**Instruction**
Give only the number of lines in the records below that contain the word "footnote".

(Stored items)
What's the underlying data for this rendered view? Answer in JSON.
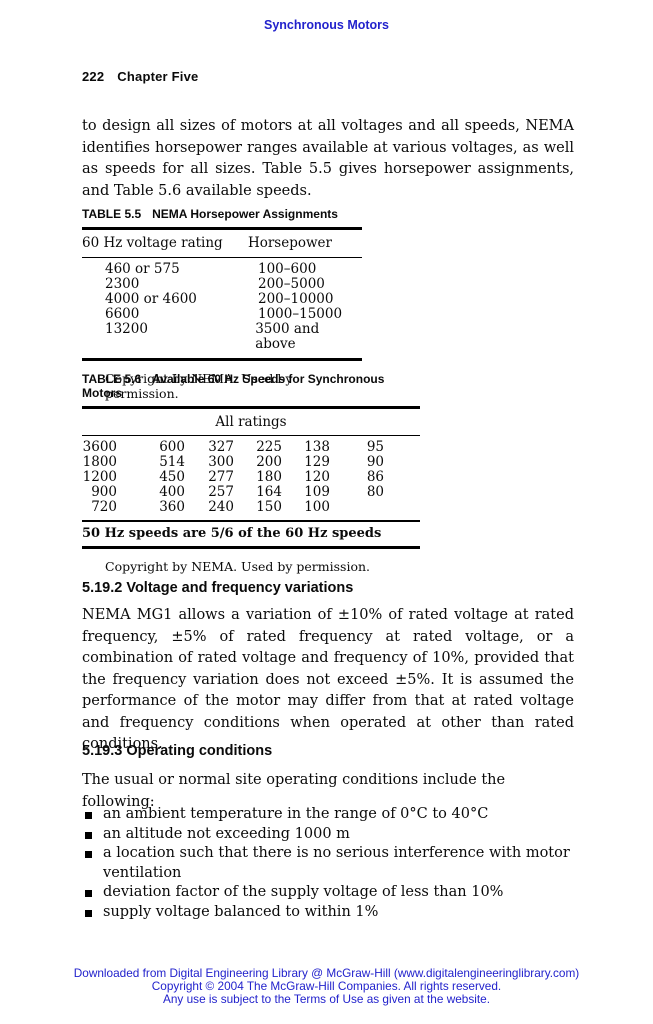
{
  "colors": {
    "link_blue": "#2222cc",
    "text": "#0a0a0a"
  },
  "page": {
    "running_head": "Synchronous Motors",
    "page_number": "222",
    "chapter_title": "Chapter Five",
    "intro_paragraph": "to design all sizes of motors at all voltages and all speeds, NEMA identifies horsepower ranges available at various voltages, as well as speeds for all sizes. Table 5.5 gives horsepower assignments, and Table 5.6 available speeds."
  },
  "table_5_5": {
    "label": "TABLE 5.5",
    "title": "NEMA Horsepower Assignments",
    "col_headers": [
      "60 Hz voltage rating",
      "Horsepower"
    ],
    "rows": [
      [
        "460 or 575",
        "100–600"
      ],
      [
        "2300",
        "200–5000"
      ],
      [
        "4000 or 4600",
        "200–10000"
      ],
      [
        "6600",
        "1000–15000"
      ],
      [
        "13200",
        "3500 and above"
      ]
    ],
    "copyright": "Copyright by NEMA. Used by permission."
  },
  "table_5_6": {
    "label": "TABLE 5.6",
    "title": "Available 60 Hz Speeds for Synchronous Motors",
    "span_header": "All ratings",
    "rows": [
      [
        "3600",
        "600",
        "327",
        "225",
        "138",
        "95"
      ],
      [
        "1800",
        "514",
        "300",
        "200",
        "129",
        "90"
      ],
      [
        "1200",
        "450",
        "277",
        "180",
        "120",
        "86"
      ],
      [
        "900",
        "400",
        "257",
        "164",
        "109",
        "80"
      ],
      [
        "720",
        "360",
        "240",
        "150",
        "100",
        ""
      ]
    ],
    "footnote": "50 Hz speeds are 5/6 of the 60 Hz speeds",
    "copyright": "Copyright by NEMA. Used by permission."
  },
  "section_5_19_2": {
    "heading": "5.19.2 Voltage and frequency variations",
    "body": "NEMA MG1 allows a variation of ±10% of rated voltage at rated frequency, ±5% of rated frequency at rated voltage, or a combination of rated voltage and frequency of 10%, provided that the frequency variation does not exceed ±5%. It is assumed the performance of the motor may differ from that at rated voltage and frequency conditions when operated at other than rated conditions."
  },
  "section_5_19_3": {
    "heading": "5.19.3 Operating conditions",
    "intro": "The usual or normal site operating conditions include the following:",
    "bullets": [
      "an ambient temperature in the range of 0°C to 40°C",
      "an altitude not exceeding 1000 m",
      "a location such that there is no serious interference with motor ventilation",
      "deviation factor of the supply voltage of less than 10%",
      "supply voltage balanced to within 1%"
    ]
  },
  "footer": {
    "line1": "Downloaded from Digital Engineering Library @ McGraw-Hill (www.digitalengineeringlibrary.com)",
    "line2": "Copyright © 2004 The McGraw-Hill Companies. All rights reserved.",
    "line3": "Any use is subject to the Terms of Use as given at the website."
  }
}
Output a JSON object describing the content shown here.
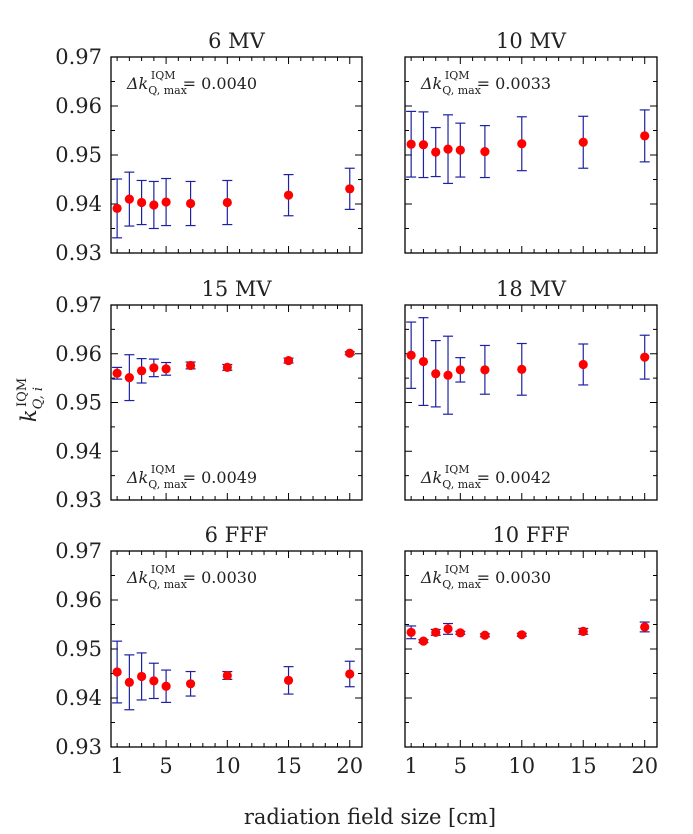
{
  "figure": {
    "ylabel_main": "k",
    "ylabel_sup": "IQM",
    "ylabel_sub": "Q, i",
    "xlabel": "radiation field size [cm]",
    "annot_prefix": "Δk",
    "annot_sup": "IQM",
    "annot_sub": "Q, max",
    "annot_eq": "=",
    "yticks": [
      "0.93",
      "0.94",
      "0.95",
      "0.96",
      "0.97"
    ],
    "xticks": [
      "1",
      "5",
      "10",
      "15",
      "20"
    ]
  },
  "chart_data": [
    {
      "type": "scatter",
      "title": "6 MV",
      "annotation": "0.0040",
      "annotation_position": "top-left",
      "xlim": [
        0.5,
        21
      ],
      "ylim": [
        0.93,
        0.97
      ],
      "x": [
        1,
        2,
        3,
        4,
        5,
        7,
        10,
        15,
        20
      ],
      "y": [
        0.9391,
        0.941,
        0.9403,
        0.9398,
        0.9404,
        0.9401,
        0.9403,
        0.9418,
        0.9431
      ],
      "err": [
        0.006,
        0.0055,
        0.0045,
        0.0048,
        0.0048,
        0.0045,
        0.0045,
        0.0042,
        0.0042
      ],
      "marker_color": "#ff0000",
      "errorbar_color": "#1e22a0"
    },
    {
      "type": "scatter",
      "title": "10 MV",
      "annotation": "0.0033",
      "annotation_position": "top-left",
      "xlim": [
        0.5,
        21
      ],
      "ylim": [
        0.93,
        0.97
      ],
      "x": [
        1,
        2,
        3,
        4,
        5,
        7,
        10,
        15,
        20
      ],
      "y": [
        0.9522,
        0.9521,
        0.9506,
        0.9512,
        0.951,
        0.9507,
        0.9523,
        0.9526,
        0.9539
      ],
      "err": [
        0.0067,
        0.0067,
        0.005,
        0.007,
        0.0055,
        0.0053,
        0.0055,
        0.0053,
        0.0053
      ],
      "marker_color": "#ff0000",
      "errorbar_color": "#1e22a0"
    },
    {
      "type": "scatter",
      "title": "15 MV",
      "annotation": "0.0049",
      "annotation_position": "bottom-left",
      "xlim": [
        0.5,
        21
      ],
      "ylim": [
        0.93,
        0.97
      ],
      "x": [
        1,
        2,
        3,
        4,
        5,
        7,
        10,
        15,
        20
      ],
      "y": [
        0.956,
        0.9551,
        0.9565,
        0.9571,
        0.9569,
        0.9576,
        0.9572,
        0.9586,
        0.9601
      ],
      "err": [
        0.0012,
        0.0047,
        0.0025,
        0.0018,
        0.0013,
        0.0007,
        0.0006,
        0.0005,
        0.0003
      ],
      "marker_color": "#ff0000",
      "errorbar_color": "#1e22a0"
    },
    {
      "type": "scatter",
      "title": "18 MV",
      "annotation": "0.0042",
      "annotation_position": "bottom-left",
      "xlim": [
        0.5,
        21
      ],
      "ylim": [
        0.93,
        0.97
      ],
      "x": [
        1,
        2,
        3,
        4,
        5,
        7,
        10,
        15,
        20
      ],
      "y": [
        0.9597,
        0.9584,
        0.9559,
        0.9556,
        0.9567,
        0.9567,
        0.9568,
        0.9578,
        0.9593
      ],
      "err": [
        0.0068,
        0.009,
        0.0068,
        0.008,
        0.0025,
        0.005,
        0.0053,
        0.0042,
        0.0045
      ],
      "marker_color": "#ff0000",
      "errorbar_color": "#1e22a0"
    },
    {
      "type": "scatter",
      "title": "6 FFF",
      "annotation": "0.0030",
      "annotation_position": "top-left",
      "xlim": [
        0.5,
        21
      ],
      "ylim": [
        0.93,
        0.97
      ],
      "x": [
        1,
        2,
        3,
        4,
        5,
        7,
        10,
        15,
        20
      ],
      "y": [
        0.9453,
        0.9432,
        0.9444,
        0.9435,
        0.9424,
        0.9429,
        0.9446,
        0.9436,
        0.9449
      ],
      "err": [
        0.0063,
        0.0056,
        0.0048,
        0.0036,
        0.0033,
        0.0025,
        0.0008,
        0.0028,
        0.0026
      ],
      "marker_color": "#ff0000",
      "errorbar_color": "#1e22a0"
    },
    {
      "type": "scatter",
      "title": "10 FFF",
      "annotation": "0.0030",
      "annotation_position": "top-left",
      "xlim": [
        0.5,
        21
      ],
      "ylim": [
        0.93,
        0.97
      ],
      "x": [
        1,
        2,
        3,
        4,
        5,
        7,
        10,
        15,
        20
      ],
      "y": [
        0.9534,
        0.9516,
        0.9534,
        0.9541,
        0.9533,
        0.9528,
        0.9529,
        0.9536,
        0.9545
      ],
      "err": [
        0.0013,
        0.0003,
        0.0006,
        0.0011,
        0.0003,
        0.0003,
        0.0003,
        0.0006,
        0.001
      ],
      "marker_color": "#ff0000",
      "errorbar_color": "#1e22a0"
    }
  ]
}
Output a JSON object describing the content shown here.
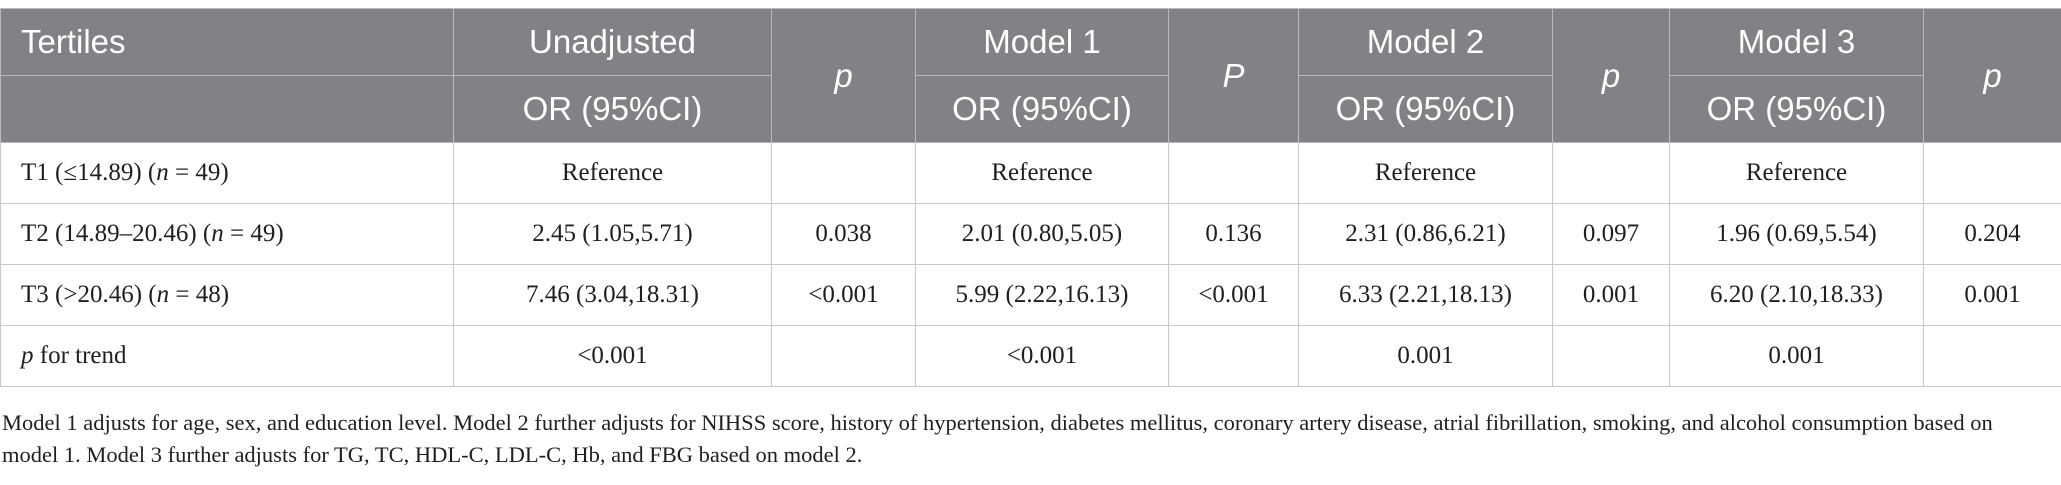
{
  "table": {
    "header": {
      "tertiles": "Tertiles",
      "unadjusted": "Unadjusted",
      "model1": "Model 1",
      "model2": "Model 2",
      "model3": "Model 3",
      "p_unadjusted": "p",
      "p_model1": "P",
      "p_model2": "p",
      "p_model3": "p",
      "or_ci": "OR (95%CI)"
    },
    "rows": [
      {
        "label_pre": "T1 (≤14.89) (",
        "label_n": "n",
        "label_post": " = 49)",
        "cells": [
          "Reference",
          "",
          "Reference",
          "",
          "Reference",
          "",
          "Reference",
          ""
        ]
      },
      {
        "label_pre": "T2 (14.89–20.46) (",
        "label_n": "n",
        "label_post": " = 49)",
        "cells": [
          "2.45 (1.05,5.71)",
          "0.038",
          "2.01 (0.80,5.05)",
          "0.136",
          "2.31 (0.86,6.21)",
          "0.097",
          "1.96 (0.69,5.54)",
          "0.204"
        ]
      },
      {
        "label_pre": "T3 (>20.46) (",
        "label_n": "n",
        "label_post": " = 48)",
        "cells": [
          "7.46 (3.04,18.31)",
          "<0.001",
          "5.99 (2.22,16.13)",
          "<0.001",
          "6.33 (2.21,18.13)",
          "0.001",
          "6.20 (2.10,18.33)",
          "0.001"
        ]
      }
    ],
    "trend_row": {
      "label_p": "p",
      "label_rest": " for trend",
      "cells": [
        "<0.001",
        "<0.001",
        "0.001",
        "0.001"
      ]
    }
  },
  "footnote": "Model 1 adjusts for age, sex, and education level. Model 2 further adjusts for NIHSS score, history of hypertension, diabetes mellitus, coronary artery disease, atrial fibrillation, smoking, and alcohol consumption based on model 1. Model 3 further adjusts for TG, TC, HDL-C, LDL-C, Hb, and FBG based on model 2."
}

**Worked answer**
2